▶ [The request] Would it be possible to quote, exactly and in full, the lines from the one with "Transcribe this image's" through the end of the entries below?

Begin Task input

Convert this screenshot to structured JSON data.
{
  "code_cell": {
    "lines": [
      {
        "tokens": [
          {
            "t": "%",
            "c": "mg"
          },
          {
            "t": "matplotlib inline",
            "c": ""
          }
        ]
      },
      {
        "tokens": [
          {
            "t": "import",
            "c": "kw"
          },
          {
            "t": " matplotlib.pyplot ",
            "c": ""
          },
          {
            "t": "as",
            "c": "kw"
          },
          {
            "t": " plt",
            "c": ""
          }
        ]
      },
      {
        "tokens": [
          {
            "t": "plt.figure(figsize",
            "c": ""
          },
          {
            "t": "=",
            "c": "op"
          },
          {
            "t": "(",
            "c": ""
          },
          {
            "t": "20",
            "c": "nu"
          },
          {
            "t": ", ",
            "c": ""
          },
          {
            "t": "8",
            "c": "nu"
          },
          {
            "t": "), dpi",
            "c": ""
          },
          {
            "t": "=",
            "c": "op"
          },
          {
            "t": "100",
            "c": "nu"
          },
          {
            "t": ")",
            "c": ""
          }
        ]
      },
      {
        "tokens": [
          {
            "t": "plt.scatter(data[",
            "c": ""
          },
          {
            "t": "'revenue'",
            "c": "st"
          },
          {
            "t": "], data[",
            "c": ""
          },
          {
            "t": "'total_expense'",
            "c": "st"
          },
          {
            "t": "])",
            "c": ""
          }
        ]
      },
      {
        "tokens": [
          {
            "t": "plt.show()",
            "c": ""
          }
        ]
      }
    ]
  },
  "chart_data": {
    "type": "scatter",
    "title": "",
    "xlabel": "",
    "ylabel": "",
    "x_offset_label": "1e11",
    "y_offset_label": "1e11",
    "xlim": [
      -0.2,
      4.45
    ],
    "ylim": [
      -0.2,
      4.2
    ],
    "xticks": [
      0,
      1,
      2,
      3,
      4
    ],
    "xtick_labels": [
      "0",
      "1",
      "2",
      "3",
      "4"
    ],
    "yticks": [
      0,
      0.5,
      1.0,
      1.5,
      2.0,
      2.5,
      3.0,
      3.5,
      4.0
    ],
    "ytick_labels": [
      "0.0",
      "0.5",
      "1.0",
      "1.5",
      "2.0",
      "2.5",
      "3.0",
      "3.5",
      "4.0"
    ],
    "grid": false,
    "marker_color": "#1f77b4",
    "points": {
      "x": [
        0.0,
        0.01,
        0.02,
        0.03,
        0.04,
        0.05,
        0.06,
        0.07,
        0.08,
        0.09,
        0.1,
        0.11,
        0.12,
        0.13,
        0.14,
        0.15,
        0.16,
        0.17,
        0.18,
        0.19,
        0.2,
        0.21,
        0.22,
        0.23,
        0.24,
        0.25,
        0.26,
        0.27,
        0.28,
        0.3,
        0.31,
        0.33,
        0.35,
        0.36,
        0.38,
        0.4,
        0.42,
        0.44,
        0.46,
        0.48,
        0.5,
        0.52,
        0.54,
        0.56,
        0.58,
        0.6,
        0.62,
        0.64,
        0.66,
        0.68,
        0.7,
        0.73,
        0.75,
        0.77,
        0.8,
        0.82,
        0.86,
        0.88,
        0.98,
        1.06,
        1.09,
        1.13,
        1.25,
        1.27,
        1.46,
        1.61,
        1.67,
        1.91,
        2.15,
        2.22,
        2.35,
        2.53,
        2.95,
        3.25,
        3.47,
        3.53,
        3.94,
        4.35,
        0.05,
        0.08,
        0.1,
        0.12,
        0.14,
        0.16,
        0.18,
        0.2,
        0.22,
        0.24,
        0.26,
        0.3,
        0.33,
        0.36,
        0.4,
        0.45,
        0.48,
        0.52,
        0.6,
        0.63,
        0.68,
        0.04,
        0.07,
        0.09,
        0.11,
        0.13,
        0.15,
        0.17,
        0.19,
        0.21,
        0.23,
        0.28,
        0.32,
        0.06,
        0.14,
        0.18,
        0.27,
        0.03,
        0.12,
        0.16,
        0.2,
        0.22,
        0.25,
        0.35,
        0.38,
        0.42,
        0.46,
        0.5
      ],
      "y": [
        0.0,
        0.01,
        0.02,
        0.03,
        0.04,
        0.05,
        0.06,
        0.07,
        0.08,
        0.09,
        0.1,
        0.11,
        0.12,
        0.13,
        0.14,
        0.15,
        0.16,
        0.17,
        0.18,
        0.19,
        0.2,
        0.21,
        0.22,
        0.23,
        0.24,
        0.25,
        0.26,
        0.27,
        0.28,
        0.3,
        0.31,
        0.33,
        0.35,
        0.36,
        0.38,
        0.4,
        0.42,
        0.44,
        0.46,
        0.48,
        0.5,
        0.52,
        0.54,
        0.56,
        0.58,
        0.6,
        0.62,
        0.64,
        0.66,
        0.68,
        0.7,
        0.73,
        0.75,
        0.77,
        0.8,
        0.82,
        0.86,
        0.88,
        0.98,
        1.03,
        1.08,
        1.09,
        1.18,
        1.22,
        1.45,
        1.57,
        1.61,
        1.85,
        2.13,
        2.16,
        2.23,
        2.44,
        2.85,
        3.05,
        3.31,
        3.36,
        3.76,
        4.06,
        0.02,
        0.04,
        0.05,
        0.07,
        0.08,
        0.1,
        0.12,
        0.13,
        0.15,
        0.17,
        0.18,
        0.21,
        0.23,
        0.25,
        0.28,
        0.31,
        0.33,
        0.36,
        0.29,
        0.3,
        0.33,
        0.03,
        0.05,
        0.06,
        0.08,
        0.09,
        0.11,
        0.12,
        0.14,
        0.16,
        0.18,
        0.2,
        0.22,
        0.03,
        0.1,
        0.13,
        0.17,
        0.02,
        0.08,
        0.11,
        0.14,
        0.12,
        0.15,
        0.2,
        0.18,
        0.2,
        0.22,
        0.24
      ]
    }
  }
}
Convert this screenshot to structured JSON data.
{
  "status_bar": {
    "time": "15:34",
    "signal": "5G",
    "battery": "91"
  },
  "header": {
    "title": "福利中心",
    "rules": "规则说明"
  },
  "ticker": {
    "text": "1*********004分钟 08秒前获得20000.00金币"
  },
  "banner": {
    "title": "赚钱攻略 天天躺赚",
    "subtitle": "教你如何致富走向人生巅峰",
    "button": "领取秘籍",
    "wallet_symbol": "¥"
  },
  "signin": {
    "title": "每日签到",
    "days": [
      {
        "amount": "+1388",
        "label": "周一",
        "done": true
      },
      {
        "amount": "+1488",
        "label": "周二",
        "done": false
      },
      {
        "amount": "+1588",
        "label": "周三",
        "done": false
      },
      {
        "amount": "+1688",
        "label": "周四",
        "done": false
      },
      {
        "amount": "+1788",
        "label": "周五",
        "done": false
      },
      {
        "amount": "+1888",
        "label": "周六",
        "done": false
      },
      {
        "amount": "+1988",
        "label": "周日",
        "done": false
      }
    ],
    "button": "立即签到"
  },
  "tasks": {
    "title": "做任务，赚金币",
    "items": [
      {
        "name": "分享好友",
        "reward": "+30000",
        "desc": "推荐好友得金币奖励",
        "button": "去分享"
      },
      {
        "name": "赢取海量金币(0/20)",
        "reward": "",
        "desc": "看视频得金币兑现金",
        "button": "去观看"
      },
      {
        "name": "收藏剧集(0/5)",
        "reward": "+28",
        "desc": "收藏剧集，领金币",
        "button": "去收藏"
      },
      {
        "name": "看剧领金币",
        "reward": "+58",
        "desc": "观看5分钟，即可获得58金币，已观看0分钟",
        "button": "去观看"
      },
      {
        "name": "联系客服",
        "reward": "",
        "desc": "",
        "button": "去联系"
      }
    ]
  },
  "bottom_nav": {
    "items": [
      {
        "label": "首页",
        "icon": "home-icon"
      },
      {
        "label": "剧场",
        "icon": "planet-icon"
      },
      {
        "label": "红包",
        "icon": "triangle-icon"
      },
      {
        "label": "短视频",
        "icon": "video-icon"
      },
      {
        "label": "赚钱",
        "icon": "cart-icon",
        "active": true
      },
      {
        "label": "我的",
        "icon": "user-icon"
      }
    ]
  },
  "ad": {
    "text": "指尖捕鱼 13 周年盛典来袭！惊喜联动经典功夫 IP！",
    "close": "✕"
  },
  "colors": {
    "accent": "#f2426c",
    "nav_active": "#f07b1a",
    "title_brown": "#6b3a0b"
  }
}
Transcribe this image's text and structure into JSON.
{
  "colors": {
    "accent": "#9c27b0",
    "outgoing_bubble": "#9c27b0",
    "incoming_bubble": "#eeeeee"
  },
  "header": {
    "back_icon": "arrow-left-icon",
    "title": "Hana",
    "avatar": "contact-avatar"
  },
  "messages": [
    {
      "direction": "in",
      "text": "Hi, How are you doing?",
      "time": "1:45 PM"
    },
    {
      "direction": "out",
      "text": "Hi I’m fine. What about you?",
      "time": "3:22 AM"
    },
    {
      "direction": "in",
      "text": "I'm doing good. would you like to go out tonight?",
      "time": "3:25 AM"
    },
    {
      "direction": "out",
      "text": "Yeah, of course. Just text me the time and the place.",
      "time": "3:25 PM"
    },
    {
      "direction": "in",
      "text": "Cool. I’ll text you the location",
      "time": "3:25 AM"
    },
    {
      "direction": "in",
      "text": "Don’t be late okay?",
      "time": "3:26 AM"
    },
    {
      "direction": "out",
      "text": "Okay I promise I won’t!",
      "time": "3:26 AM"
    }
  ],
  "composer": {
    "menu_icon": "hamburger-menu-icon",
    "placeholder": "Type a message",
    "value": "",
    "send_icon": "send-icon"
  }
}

End Task input

▶ [Output for this exercise]
Transcribe this image's text and structure into JSON.
{
  "colors": {
    "accent": "#9c27b0",
    "outgoing_bubble": "#9c27b0",
    "incoming_bubble": "#eeeeee"
  },
  "header": {
    "back_icon": "arrow-left-icon",
    "title": "Hana",
    "avatar": "contact-avatar"
  },
  "messages": [
    {
      "direction": "in",
      "text": "Hi, How are you doing?",
      "time": "1:45 PM"
    },
    {
      "direction": "out",
      "text": "Hi I’m fine. What about you?",
      "time": "3:22 AM"
    },
    {
      "direction": "in",
      "text": "I'm doing good. would you like to go out tonight?",
      "time": "3:25 AM"
    },
    {
      "direction": "out",
      "text": "Yeah, of course. Just text me the time and the place.",
      "time": "3:25 PM"
    },
    {
      "direction": "in",
      "text": "Cool. I’ll text you the location",
      "time": "3:25 AM"
    },
    {
      "direction": "in",
      "text": "Don’t be late okay?",
      "time": "3:26 AM"
    },
    {
      "direction": "out",
      "text": "Okay I promise I won’t!",
      "time": "3:26 AM"
    }
  ],
  "composer": {
    "menu_icon": "hamburger-menu-icon",
    "placeholder": "Type a message",
    "value": "",
    "send_icon": "send-icon"
  }
}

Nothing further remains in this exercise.